Data records

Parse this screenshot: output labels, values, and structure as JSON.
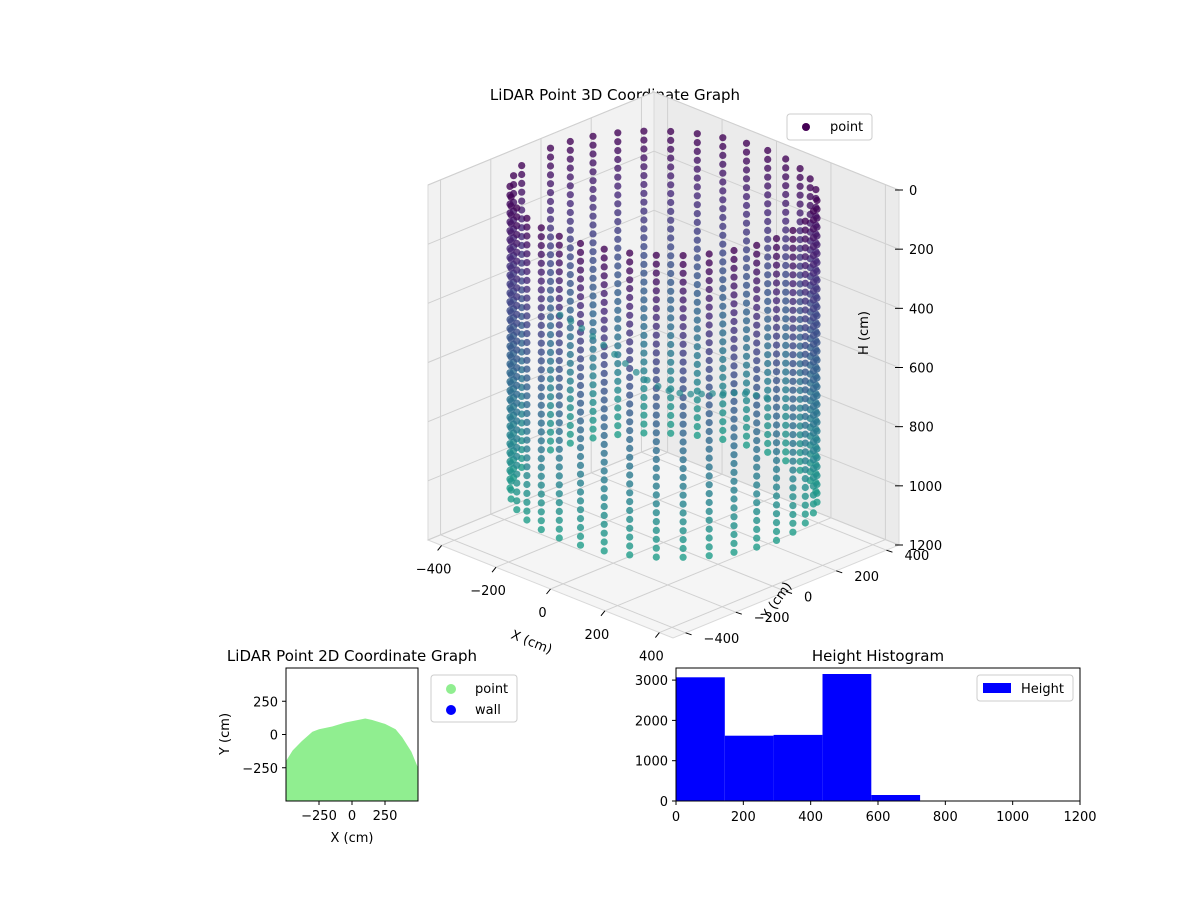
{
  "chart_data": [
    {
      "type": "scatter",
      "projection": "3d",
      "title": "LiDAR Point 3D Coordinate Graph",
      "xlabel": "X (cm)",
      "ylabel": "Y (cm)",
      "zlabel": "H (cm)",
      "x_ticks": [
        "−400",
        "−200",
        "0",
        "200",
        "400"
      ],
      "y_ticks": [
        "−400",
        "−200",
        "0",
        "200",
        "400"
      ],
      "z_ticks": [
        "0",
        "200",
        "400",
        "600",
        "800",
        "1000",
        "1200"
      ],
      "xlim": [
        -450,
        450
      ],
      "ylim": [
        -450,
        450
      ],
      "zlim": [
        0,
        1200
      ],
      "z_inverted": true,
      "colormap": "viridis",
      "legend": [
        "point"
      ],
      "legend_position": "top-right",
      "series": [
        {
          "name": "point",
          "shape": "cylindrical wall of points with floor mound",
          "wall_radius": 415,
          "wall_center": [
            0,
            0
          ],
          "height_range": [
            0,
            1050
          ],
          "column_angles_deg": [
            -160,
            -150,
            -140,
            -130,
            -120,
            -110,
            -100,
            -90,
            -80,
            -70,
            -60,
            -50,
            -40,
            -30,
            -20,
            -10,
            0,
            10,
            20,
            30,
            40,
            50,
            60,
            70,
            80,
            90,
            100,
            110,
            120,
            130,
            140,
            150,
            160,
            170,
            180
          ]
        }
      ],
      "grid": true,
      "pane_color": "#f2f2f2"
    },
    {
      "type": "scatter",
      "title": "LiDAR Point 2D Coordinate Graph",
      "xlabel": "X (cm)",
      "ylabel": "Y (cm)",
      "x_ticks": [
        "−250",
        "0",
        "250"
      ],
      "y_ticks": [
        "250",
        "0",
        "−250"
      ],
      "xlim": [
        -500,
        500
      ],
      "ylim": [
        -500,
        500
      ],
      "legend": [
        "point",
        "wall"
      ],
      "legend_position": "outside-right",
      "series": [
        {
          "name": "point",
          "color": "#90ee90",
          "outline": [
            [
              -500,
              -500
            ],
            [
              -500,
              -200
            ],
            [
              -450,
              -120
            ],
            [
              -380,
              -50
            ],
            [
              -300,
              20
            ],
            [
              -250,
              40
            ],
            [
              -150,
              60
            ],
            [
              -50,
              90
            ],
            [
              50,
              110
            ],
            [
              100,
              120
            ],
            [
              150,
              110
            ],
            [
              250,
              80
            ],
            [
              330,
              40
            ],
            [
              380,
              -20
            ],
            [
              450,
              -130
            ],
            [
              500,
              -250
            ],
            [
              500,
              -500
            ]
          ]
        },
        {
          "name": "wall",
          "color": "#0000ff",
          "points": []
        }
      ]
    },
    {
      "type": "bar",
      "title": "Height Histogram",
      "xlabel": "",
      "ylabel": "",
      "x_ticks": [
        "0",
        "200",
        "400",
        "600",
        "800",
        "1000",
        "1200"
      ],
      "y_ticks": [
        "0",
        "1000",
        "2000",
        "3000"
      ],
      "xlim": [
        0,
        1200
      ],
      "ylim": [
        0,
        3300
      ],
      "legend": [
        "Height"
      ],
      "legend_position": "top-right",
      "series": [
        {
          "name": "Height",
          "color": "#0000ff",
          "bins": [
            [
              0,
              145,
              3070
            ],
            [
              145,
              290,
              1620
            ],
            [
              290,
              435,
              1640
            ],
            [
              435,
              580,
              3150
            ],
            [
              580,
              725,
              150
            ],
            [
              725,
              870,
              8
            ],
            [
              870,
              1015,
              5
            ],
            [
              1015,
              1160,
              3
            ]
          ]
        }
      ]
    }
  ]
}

* * *

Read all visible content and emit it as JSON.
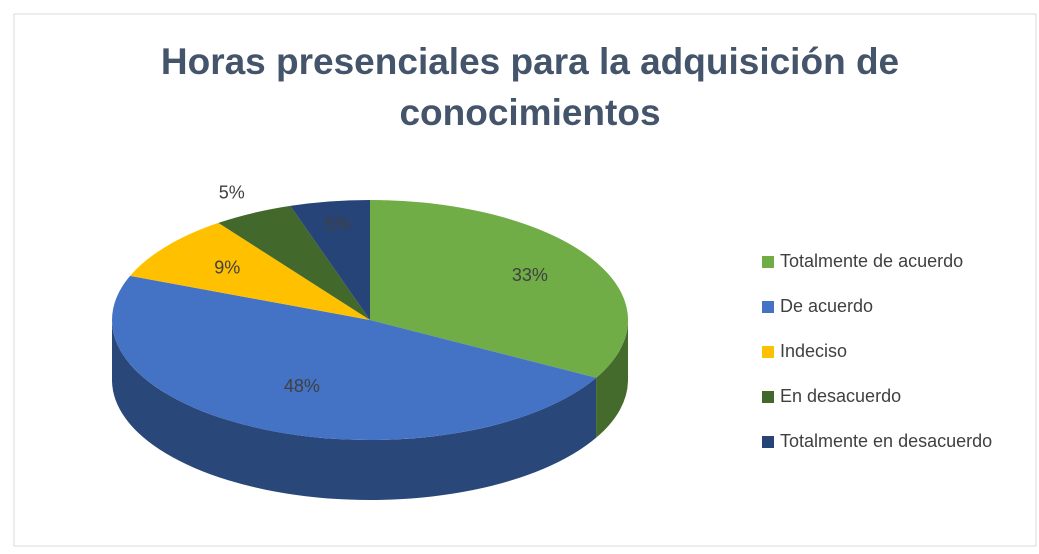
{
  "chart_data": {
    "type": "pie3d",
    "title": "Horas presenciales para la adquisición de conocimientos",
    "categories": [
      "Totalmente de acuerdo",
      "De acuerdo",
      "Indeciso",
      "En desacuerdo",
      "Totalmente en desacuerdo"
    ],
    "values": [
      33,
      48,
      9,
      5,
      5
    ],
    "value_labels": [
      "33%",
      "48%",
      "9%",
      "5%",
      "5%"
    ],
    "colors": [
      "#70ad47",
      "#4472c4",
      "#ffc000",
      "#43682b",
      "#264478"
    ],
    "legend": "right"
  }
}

Task to carry out
Find how many lines of the material carry the string "type". Only the number should be in the answer.

Written solution
4